Begin Exercise inputs
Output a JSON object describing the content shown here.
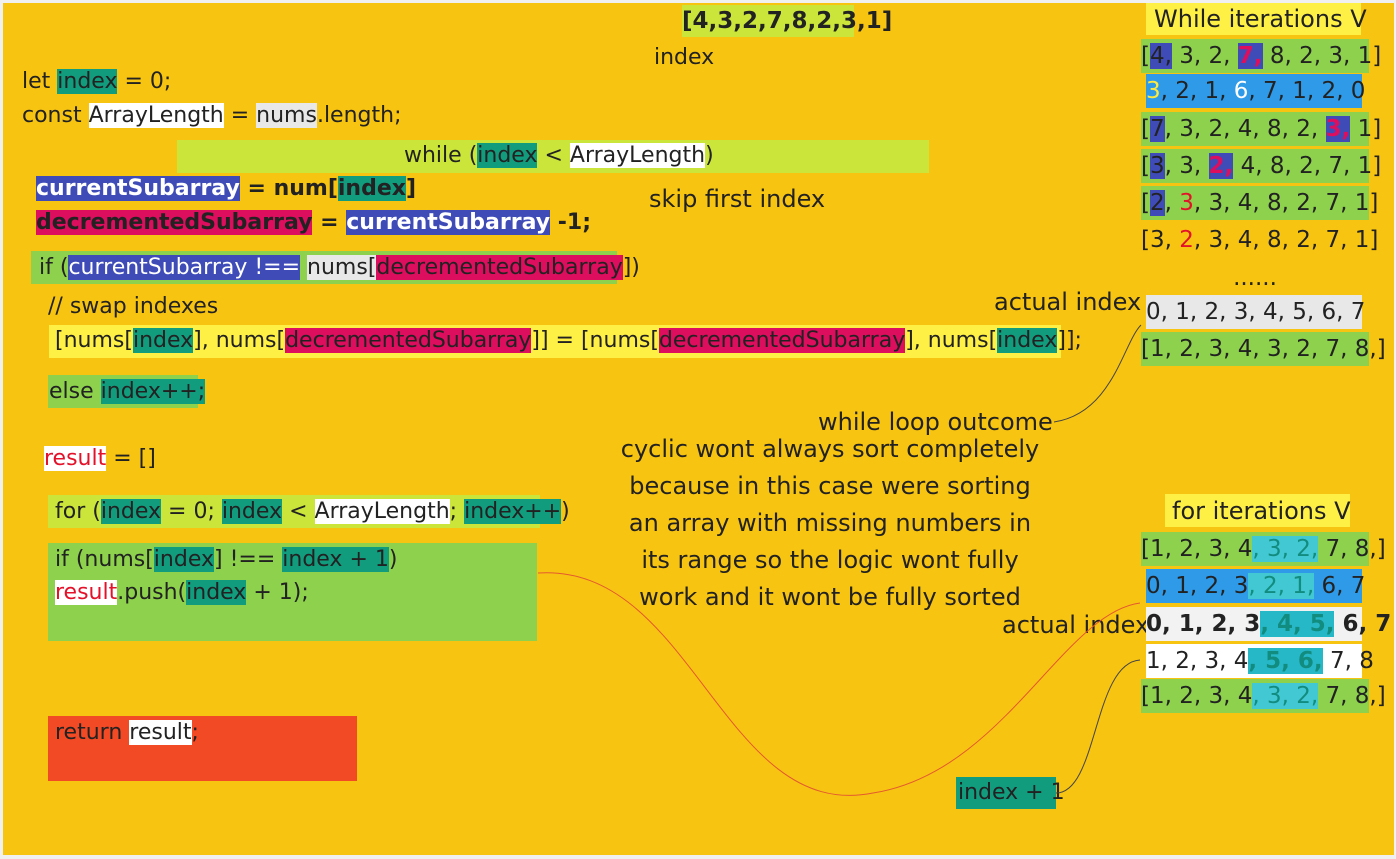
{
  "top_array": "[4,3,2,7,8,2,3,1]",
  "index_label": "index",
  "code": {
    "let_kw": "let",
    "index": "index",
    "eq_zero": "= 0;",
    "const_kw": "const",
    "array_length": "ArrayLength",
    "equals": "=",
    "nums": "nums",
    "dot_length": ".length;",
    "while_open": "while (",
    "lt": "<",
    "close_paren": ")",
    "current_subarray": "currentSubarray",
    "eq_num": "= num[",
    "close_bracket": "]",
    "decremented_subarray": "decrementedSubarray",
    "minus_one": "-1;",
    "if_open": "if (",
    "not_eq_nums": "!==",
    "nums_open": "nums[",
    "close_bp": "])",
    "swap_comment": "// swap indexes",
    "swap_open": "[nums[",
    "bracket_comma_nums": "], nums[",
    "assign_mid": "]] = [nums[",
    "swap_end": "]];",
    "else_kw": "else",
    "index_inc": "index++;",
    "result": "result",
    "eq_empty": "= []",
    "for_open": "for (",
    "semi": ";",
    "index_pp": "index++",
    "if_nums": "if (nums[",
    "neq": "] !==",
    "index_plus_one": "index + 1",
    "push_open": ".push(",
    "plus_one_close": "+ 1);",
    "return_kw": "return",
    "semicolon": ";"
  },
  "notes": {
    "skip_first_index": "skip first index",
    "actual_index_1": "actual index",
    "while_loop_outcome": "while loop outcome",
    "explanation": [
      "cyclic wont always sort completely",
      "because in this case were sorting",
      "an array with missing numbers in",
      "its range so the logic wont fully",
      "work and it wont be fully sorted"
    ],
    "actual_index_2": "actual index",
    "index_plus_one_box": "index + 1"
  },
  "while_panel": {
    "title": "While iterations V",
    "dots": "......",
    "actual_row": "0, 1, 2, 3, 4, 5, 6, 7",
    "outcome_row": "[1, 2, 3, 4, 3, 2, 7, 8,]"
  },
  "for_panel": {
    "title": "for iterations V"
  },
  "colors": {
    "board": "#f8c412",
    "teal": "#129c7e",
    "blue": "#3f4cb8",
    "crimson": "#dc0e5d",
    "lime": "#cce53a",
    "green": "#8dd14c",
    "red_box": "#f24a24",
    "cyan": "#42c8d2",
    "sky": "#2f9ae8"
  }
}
End Exercise inputs
Begin Exercise inputs
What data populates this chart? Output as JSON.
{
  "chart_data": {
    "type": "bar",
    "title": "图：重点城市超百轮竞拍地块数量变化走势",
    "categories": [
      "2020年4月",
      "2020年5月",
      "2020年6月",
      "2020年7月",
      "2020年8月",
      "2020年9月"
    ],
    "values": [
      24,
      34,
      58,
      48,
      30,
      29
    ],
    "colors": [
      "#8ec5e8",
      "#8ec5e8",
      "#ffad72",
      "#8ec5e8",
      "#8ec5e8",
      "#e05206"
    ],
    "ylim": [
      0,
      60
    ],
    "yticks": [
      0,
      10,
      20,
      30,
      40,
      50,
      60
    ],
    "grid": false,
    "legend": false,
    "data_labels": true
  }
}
End Exercise inputs
Begin Exercise inputs
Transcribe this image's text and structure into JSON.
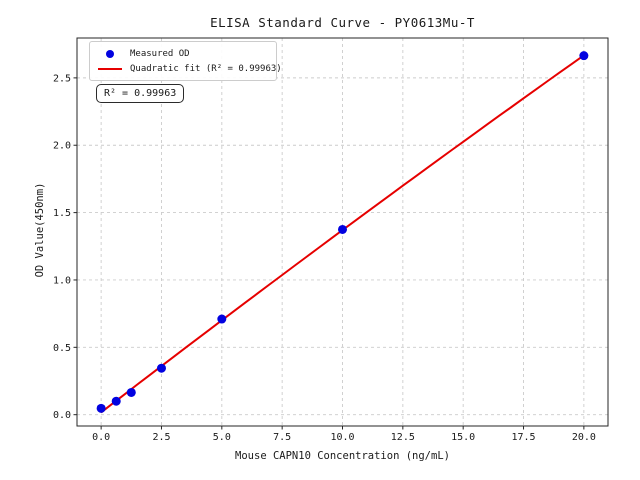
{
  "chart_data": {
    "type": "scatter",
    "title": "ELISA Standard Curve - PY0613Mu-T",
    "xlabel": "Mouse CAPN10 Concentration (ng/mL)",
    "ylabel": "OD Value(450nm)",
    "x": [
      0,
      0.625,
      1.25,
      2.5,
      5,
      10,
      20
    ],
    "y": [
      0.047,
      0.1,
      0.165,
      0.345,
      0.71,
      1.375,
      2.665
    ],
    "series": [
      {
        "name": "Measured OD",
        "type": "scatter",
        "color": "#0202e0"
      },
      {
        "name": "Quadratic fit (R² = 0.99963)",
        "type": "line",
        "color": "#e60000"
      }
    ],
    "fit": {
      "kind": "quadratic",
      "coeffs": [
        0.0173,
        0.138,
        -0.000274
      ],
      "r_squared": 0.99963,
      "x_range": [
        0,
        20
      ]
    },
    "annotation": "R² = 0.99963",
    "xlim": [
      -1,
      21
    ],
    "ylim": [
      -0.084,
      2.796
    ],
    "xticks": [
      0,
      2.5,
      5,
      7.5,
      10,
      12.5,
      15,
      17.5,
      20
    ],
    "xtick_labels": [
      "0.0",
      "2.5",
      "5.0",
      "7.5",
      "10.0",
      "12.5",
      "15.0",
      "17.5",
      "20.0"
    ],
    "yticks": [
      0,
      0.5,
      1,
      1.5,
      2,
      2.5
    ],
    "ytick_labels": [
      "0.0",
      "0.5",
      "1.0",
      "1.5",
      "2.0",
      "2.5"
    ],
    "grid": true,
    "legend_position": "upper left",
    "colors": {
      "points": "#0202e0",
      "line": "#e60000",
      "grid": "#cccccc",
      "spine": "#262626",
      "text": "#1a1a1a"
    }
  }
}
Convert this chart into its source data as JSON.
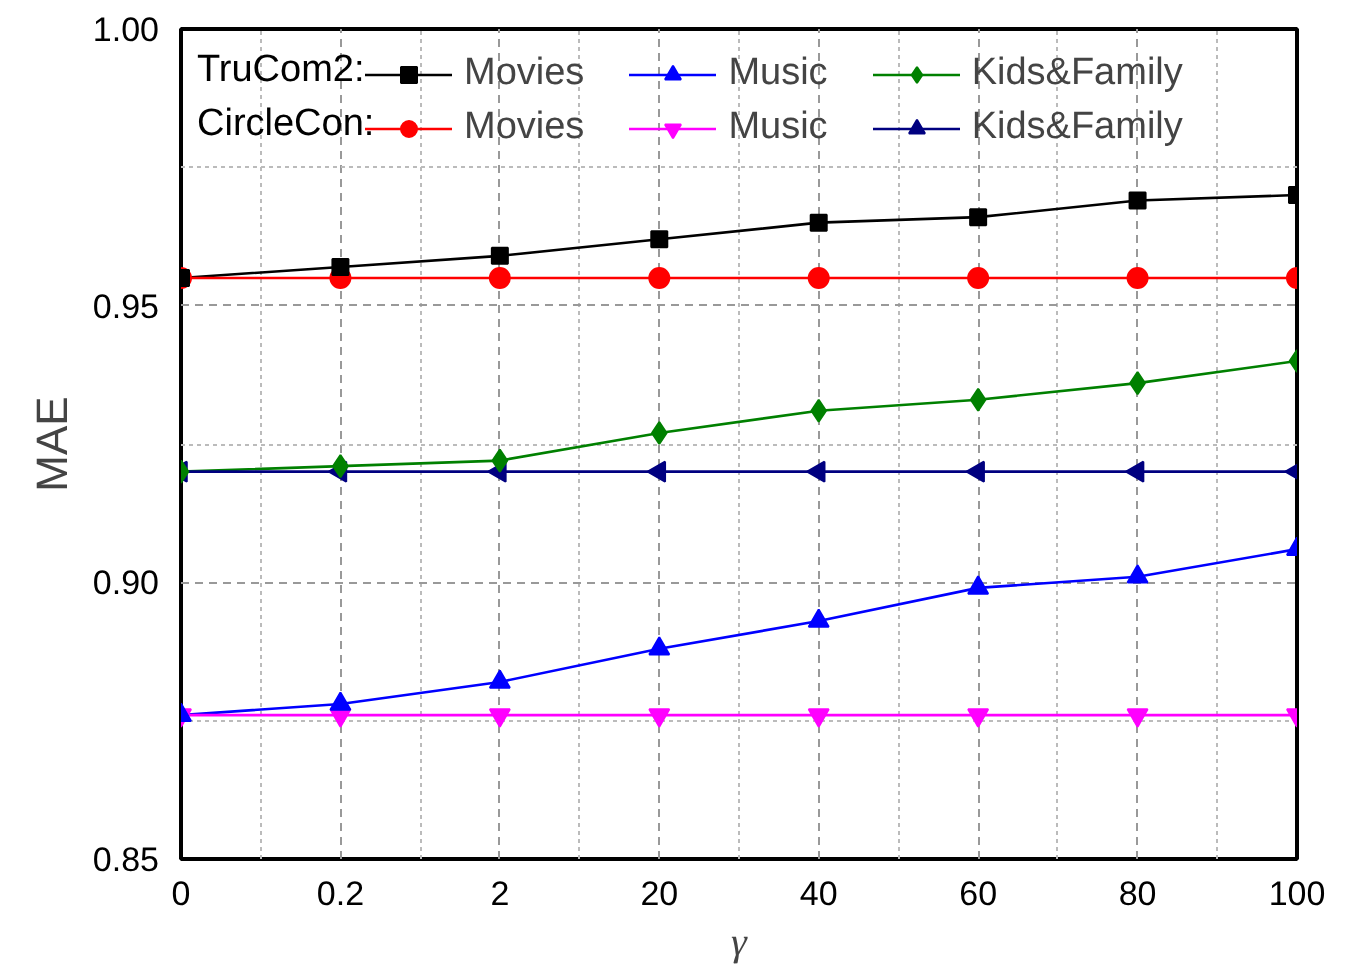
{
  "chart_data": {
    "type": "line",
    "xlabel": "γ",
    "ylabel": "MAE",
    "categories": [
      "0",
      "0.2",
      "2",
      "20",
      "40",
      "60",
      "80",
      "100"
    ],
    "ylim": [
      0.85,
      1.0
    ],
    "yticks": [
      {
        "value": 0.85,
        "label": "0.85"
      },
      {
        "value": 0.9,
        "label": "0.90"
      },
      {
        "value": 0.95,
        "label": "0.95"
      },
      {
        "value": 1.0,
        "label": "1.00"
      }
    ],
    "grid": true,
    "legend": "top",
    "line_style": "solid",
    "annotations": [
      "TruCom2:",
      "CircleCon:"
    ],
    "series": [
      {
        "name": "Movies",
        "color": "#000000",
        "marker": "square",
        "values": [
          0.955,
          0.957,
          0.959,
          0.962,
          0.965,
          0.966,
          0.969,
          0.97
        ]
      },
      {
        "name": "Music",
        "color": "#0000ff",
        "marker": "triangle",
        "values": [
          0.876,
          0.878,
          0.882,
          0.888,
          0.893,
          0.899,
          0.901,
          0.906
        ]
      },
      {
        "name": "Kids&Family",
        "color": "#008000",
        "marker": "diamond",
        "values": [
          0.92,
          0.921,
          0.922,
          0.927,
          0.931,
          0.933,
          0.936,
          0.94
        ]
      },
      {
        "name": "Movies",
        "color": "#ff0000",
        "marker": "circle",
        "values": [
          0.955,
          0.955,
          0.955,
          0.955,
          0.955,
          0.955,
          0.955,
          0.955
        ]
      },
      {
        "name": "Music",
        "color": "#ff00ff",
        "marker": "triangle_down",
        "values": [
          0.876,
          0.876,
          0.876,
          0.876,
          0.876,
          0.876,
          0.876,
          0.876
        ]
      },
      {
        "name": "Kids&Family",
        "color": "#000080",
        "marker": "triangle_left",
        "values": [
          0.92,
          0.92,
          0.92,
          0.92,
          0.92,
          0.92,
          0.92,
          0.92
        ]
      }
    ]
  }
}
End Exercise inputs
Problem description:
Search the records for the word "this". Copy every line that has it.

The output:
      "because in this case were sorting",
What data populates this chart? Output as JSON.
Transcribe this image's text and structure into JSON.
Convert this chart into its source data as JSON.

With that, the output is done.